▶ Extracted entries:

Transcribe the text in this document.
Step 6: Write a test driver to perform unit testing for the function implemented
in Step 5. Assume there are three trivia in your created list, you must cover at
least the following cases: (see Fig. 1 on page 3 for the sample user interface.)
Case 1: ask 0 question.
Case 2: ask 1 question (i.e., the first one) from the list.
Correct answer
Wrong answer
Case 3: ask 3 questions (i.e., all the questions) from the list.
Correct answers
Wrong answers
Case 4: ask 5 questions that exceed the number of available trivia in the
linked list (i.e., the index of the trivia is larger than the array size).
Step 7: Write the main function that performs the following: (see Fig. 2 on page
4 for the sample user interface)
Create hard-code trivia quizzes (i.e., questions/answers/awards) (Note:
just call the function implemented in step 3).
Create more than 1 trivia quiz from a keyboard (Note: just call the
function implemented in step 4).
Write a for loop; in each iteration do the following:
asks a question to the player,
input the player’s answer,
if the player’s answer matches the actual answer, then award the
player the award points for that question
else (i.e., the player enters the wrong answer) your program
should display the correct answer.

▶ The task:
Transcribe the whole listing with nothing added or left out.

▶ Completed exercise:
Transcribe the text in this document.
Step 6: Write a test driver to perform unit testing for the function implemented
in Step 5. Assume there are three trivia in your created list, you must cover at
least the following cases: (see Fig. 1 on page 3 for the sample user interface.)
Case 1: ask 0 question.
Case 2: ask 1 question (i.e., the first one) from the list.
Correct answer
Wrong answer
Case 3: ask 3 questions (i.e., all the questions) from the list.
Correct answers
Wrong answers
Case 4: ask 5 questions that exceed the number of available trivia in the
linked list (i.e., the index of the trivia is larger than the array size).
Step 7: Write the main function that performs the following: (see Fig. 2 on page
4 for the sample user interface)
Create hard-code trivia quizzes (i.e., questions/answers/awards) (Note:
just call the function implemented in step 3).
Create more than 1 trivia quiz from a keyboard (Note: just call the
function implemented in step 4).
Write a for loop; in each iteration do the following:
asks a question to the player,
input the player’s answer,
if the player’s answer matches the actual answer, then award the
player the award points for that question
else (i.e., the player enters the wrong answer) your program
should display the correct answer.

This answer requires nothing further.